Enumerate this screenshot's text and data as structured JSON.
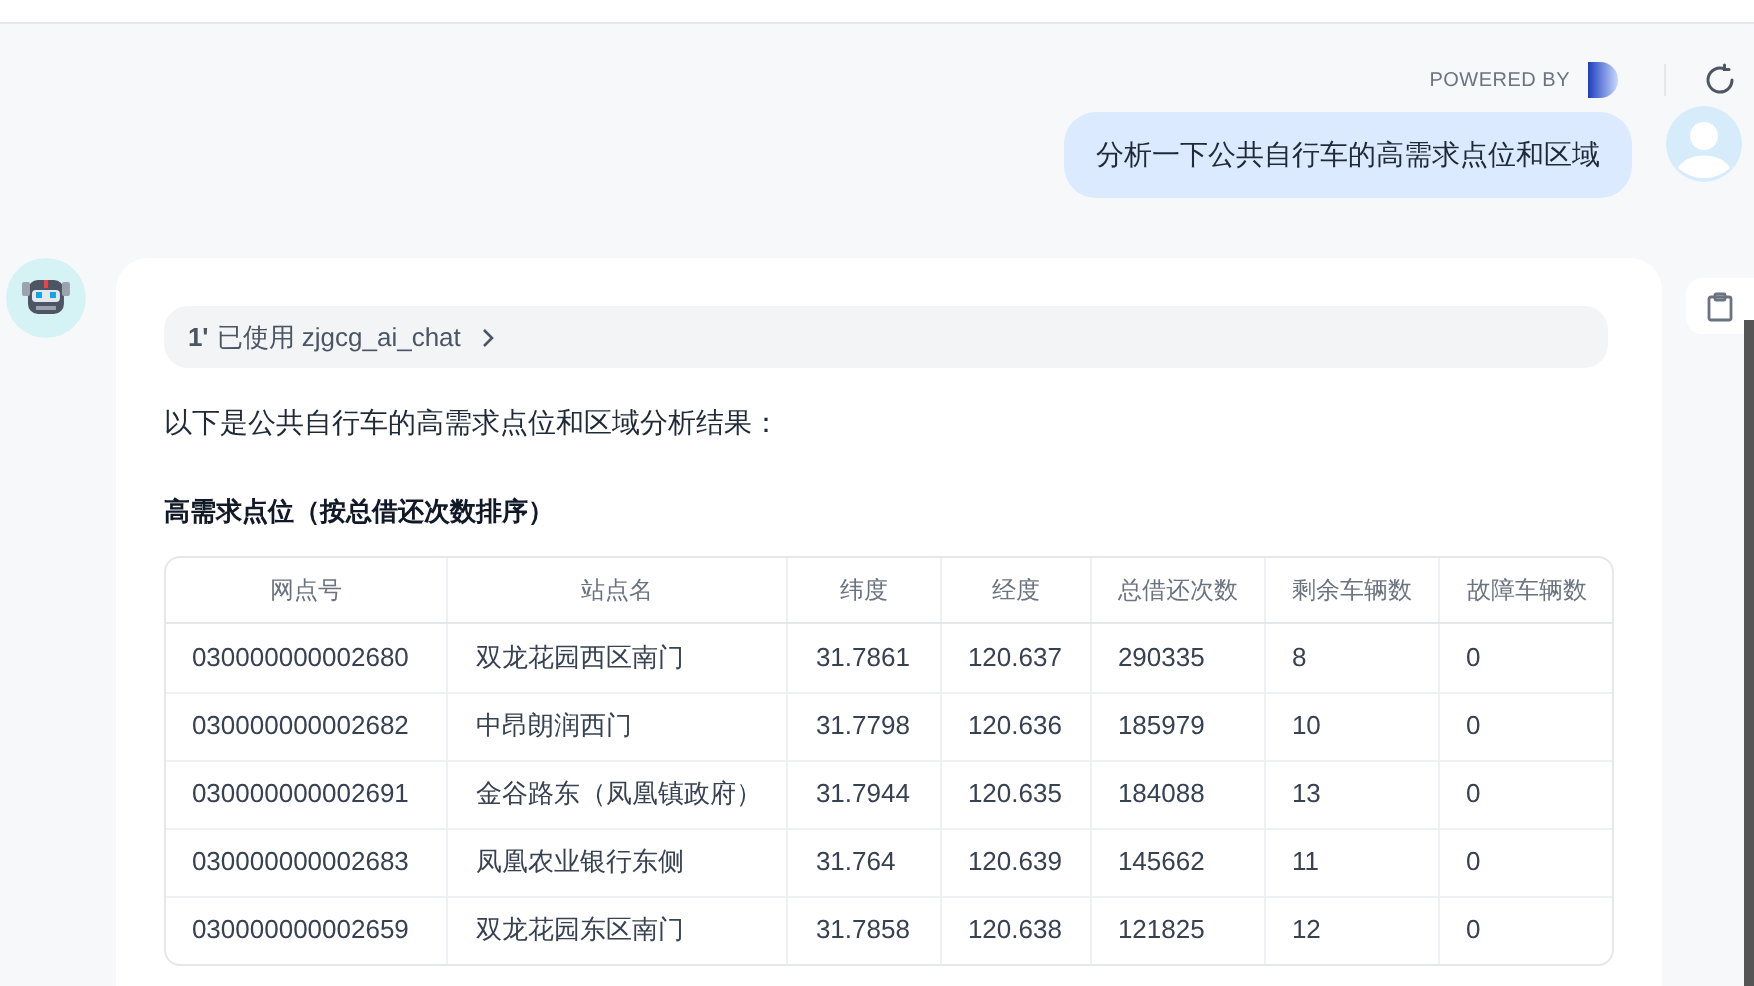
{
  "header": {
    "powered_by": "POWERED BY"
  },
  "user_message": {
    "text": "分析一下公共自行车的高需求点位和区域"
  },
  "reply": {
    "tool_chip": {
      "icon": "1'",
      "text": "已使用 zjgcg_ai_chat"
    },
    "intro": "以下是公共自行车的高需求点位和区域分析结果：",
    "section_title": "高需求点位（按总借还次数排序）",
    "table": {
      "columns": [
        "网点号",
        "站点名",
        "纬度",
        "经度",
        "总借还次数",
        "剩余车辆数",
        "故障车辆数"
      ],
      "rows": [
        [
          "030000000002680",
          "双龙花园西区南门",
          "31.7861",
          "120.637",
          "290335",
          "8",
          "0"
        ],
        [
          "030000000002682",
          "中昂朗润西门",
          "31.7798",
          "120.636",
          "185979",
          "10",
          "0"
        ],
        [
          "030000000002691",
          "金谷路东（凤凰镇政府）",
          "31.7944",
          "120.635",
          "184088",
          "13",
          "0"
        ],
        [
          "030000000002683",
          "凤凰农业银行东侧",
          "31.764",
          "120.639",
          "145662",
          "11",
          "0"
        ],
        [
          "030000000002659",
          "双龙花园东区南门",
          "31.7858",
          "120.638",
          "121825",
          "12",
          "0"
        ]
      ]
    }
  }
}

☆ ☆ ☆ ☆

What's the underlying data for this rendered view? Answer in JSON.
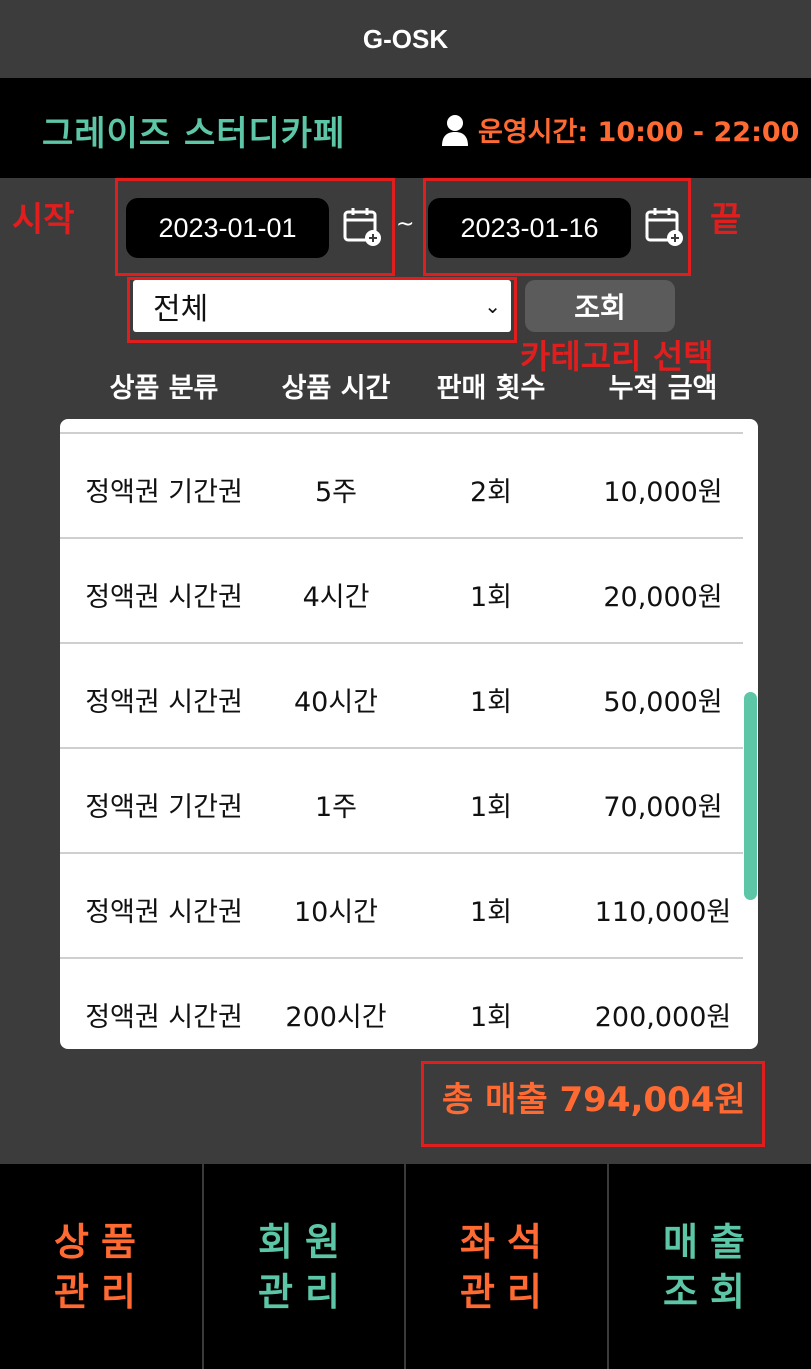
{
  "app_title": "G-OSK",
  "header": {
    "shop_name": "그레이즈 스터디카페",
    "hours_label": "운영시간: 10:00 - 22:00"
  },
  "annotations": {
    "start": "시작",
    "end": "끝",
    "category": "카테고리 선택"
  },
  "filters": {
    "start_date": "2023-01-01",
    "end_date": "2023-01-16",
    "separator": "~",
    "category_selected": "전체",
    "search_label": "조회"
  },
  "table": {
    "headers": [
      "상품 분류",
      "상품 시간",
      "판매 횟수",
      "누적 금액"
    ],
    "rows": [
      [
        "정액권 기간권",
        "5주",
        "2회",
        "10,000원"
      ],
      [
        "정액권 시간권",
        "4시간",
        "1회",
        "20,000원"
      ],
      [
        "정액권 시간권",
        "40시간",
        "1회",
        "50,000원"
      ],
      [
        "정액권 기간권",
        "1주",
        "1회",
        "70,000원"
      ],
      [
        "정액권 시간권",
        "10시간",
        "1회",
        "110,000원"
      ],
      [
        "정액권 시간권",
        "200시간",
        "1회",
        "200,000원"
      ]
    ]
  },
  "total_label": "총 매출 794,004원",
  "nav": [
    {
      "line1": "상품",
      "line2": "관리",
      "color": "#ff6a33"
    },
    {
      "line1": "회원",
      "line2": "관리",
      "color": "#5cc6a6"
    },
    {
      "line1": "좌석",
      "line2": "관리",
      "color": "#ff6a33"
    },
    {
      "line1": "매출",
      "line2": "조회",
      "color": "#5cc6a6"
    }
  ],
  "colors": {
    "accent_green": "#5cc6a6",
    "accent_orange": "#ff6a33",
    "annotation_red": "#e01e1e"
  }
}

☆ ☆ ☆ ☆

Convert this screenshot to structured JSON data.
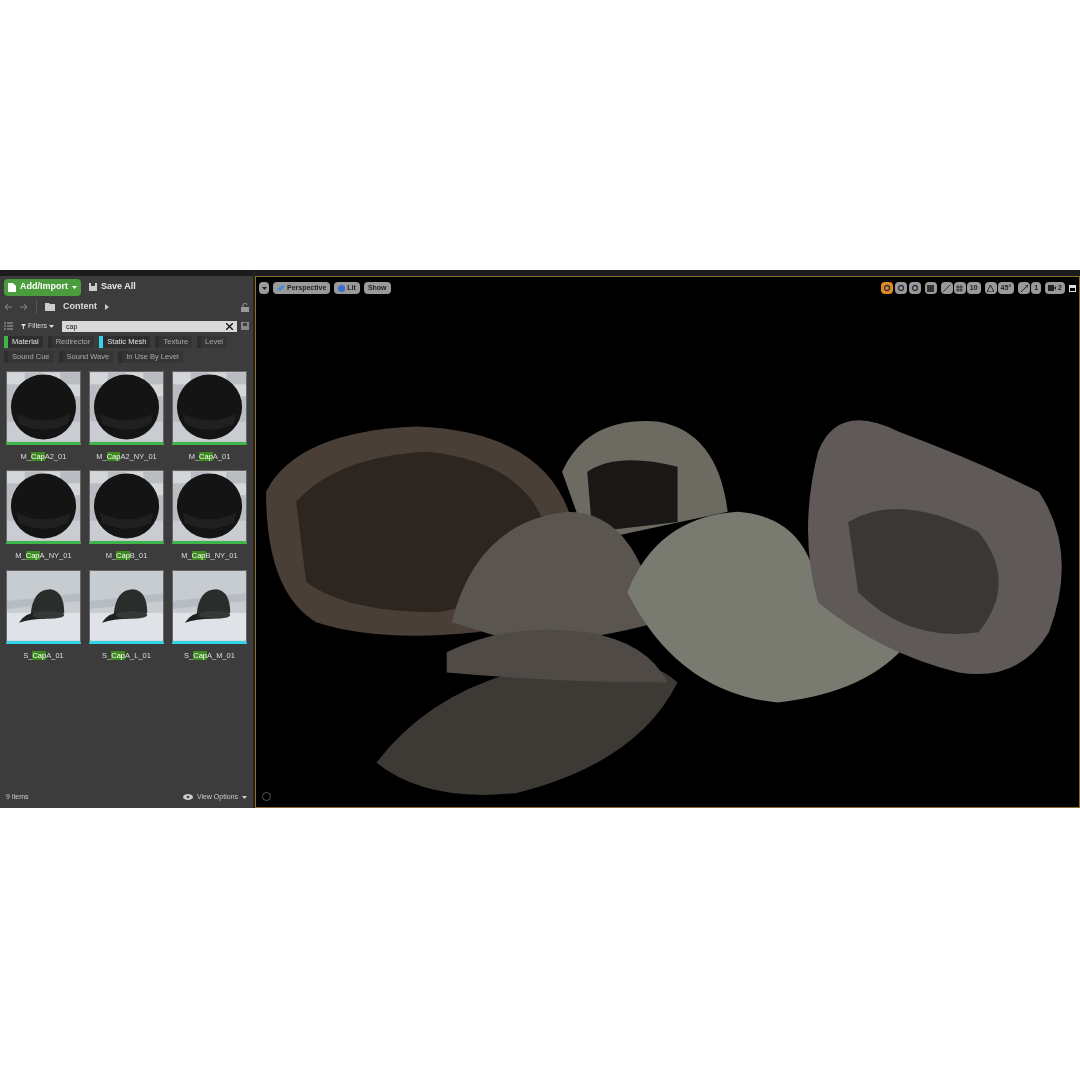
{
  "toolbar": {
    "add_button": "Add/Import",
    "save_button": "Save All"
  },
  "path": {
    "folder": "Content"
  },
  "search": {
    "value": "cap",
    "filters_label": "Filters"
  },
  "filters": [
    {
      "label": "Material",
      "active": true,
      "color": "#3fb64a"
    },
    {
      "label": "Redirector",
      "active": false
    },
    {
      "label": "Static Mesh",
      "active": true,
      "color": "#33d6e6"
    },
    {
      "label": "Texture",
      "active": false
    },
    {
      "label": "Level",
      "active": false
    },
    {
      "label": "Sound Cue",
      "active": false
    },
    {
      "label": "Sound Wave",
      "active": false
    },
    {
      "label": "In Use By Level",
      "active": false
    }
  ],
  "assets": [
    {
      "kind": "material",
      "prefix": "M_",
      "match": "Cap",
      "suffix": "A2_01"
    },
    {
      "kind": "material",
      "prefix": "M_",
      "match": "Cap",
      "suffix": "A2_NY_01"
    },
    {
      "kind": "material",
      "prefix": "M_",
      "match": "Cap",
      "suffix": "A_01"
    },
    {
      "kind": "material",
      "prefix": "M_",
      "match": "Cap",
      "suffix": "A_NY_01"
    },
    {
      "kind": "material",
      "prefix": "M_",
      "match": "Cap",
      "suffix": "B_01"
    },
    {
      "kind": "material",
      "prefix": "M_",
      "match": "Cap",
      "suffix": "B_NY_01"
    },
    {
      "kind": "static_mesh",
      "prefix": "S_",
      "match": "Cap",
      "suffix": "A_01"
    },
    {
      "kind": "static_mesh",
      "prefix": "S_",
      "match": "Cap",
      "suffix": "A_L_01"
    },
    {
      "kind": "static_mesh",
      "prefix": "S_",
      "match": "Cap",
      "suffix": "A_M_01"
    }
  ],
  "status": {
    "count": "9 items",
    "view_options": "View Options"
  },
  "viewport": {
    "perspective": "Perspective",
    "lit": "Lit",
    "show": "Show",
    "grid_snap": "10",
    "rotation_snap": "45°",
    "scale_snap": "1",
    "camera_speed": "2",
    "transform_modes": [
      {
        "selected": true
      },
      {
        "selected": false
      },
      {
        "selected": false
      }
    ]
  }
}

☆ ☆ ☆ ☆

## What is asked
Keep only the lines that hold the string "screenshot", and copy them out.

## Task solution
Enumerate this screenshot's text and data as structured JSON.
Convert this screenshot to structured JSON data.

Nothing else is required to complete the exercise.